_Exercise requirements_:
The expected output is every entry, copied exactly.

_Data records_:
========================
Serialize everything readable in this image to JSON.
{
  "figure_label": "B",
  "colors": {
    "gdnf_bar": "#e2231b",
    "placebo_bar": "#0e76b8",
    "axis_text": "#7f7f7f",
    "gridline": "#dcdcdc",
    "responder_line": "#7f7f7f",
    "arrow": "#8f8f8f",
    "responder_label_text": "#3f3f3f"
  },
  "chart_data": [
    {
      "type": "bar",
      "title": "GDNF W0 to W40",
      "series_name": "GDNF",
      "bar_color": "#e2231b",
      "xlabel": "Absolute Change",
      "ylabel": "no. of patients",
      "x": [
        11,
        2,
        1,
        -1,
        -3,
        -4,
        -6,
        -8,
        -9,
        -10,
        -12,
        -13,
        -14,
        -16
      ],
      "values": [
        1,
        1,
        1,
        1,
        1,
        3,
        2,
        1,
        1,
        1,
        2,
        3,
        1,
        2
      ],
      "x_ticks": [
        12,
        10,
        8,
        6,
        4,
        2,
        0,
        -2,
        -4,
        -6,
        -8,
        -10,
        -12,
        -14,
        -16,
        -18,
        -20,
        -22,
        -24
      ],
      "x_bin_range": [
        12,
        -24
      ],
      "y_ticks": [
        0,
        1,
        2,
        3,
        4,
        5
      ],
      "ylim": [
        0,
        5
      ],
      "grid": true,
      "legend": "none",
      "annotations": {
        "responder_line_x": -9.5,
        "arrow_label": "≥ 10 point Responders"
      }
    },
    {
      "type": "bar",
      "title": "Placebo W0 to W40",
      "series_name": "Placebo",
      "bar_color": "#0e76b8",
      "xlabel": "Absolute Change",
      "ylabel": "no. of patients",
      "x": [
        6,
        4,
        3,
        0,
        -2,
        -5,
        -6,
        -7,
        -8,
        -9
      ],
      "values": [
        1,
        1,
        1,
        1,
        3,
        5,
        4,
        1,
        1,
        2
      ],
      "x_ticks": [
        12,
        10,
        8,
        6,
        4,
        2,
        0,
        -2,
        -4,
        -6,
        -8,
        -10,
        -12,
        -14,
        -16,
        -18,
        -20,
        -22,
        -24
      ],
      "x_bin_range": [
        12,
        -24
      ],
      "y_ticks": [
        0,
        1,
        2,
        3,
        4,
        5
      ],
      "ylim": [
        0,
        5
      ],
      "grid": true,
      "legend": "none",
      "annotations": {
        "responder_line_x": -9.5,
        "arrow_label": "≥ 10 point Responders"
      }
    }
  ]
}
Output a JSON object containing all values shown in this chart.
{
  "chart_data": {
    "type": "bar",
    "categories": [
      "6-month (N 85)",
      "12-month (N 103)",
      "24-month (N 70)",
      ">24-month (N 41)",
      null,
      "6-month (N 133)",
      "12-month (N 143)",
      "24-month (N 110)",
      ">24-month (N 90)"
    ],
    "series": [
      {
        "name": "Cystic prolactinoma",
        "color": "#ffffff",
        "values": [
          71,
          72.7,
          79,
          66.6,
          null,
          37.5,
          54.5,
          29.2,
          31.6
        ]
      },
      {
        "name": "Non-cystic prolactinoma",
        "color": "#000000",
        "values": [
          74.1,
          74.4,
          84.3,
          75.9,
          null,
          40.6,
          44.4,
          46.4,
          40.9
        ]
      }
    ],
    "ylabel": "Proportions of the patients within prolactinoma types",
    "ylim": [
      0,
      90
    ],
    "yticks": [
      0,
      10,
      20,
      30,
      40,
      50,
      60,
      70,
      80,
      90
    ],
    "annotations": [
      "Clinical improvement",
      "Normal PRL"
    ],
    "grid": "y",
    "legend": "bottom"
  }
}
========================
_Expected answer_:
Serialize everything readable in this image to JSON.
{
  "figure_label": "B",
  "colors": {
    "gdnf_bar": "#e2231b",
    "placebo_bar": "#0e76b8",
    "axis_text": "#7f7f7f",
    "gridline": "#dcdcdc",
    "responder_line": "#7f7f7f",
    "arrow": "#8f8f8f",
    "responder_label_text": "#3f3f3f"
  },
  "chart_data": [
    {
      "type": "bar",
      "title": "GDNF W0 to W40",
      "series_name": "GDNF",
      "bar_color": "#e2231b",
      "xlabel": "Absolute Change",
      "ylabel": "no. of patients",
      "x": [
        11,
        2,
        1,
        -1,
        -3,
        -4,
        -6,
        -8,
        -9,
        -10,
        -12,
        -13,
        -14,
        -16
      ],
      "values": [
        1,
        1,
        1,
        1,
        1,
        3,
        2,
        1,
        1,
        1,
        2,
        3,
        1,
        2
      ],
      "x_ticks": [
        12,
        10,
        8,
        6,
        4,
        2,
        0,
        -2,
        -4,
        -6,
        -8,
        -10,
        -12,
        -14,
        -16,
        -18,
        -20,
        -22,
        -24
      ],
      "x_bin_range": [
        12,
        -24
      ],
      "y_ticks": [
        0,
        1,
        2,
        3,
        4,
        5
      ],
      "ylim": [
        0,
        5
      ],
      "grid": true,
      "legend": "none",
      "annotations": {
        "responder_line_x": -9.5,
        "arrow_label": "≥ 10 point Responders"
      }
    },
    {
      "type": "bar",
      "title": "Placebo W0 to W40",
      "series_name": "Placebo",
      "bar_color": "#0e76b8",
      "xlabel": "Absolute Change",
      "ylabel": "no. of patients",
      "x": [
        6,
        4,
        3,
        0,
        -2,
        -5,
        -6,
        -7,
        -8,
        -9
      ],
      "values": [
        1,
        1,
        1,
        1,
        3,
        5,
        4,
        1,
        1,
        2
      ],
      "x_ticks": [
        12,
        10,
        8,
        6,
        4,
        2,
        0,
        -2,
        -4,
        -6,
        -8,
        -10,
        -12,
        -14,
        -16,
        -18,
        -20,
        -22,
        -24
      ],
      "x_bin_range": [
        12,
        -24
      ],
      "y_ticks": [
        0,
        1,
        2,
        3,
        4,
        5
      ],
      "ylim": [
        0,
        5
      ],
      "grid": true,
      "legend": "none",
      "annotations": {
        "responder_line_x": -9.5,
        "arrow_label": "≥ 10 point Responders"
      }
    }
  ]
}
Output a JSON object containing all values shown in this chart.
{
  "chart_data": {
    "type": "bar",
    "categories": [
      "6-month (N 85)",
      "12-month (N 103)",
      "24-month (N 70)",
      ">24-month (N 41)",
      null,
      "6-month (N 133)",
      "12-month (N 143)",
      "24-month (N 110)",
      ">24-month (N 90)"
    ],
    "series": [
      {
        "name": "Cystic prolactinoma",
        "color": "#ffffff",
        "values": [
          71,
          72.7,
          79,
          66.6,
          null,
          37.5,
          54.5,
          29.2,
          31.6
        ]
      },
      {
        "name": "Non-cystic prolactinoma",
        "color": "#000000",
        "values": [
          74.1,
          74.4,
          84.3,
          75.9,
          null,
          40.6,
          44.4,
          46.4,
          40.9
        ]
      }
    ],
    "ylabel": "Proportions of the patients within prolactinoma types",
    "ylim": [
      0,
      90
    ],
    "yticks": [
      0,
      10,
      20,
      30,
      40,
      50,
      60,
      70,
      80,
      90
    ],
    "annotations": [
      "Clinical improvement",
      "Normal PRL"
    ],
    "grid": "y",
    "legend": "bottom"
  }
}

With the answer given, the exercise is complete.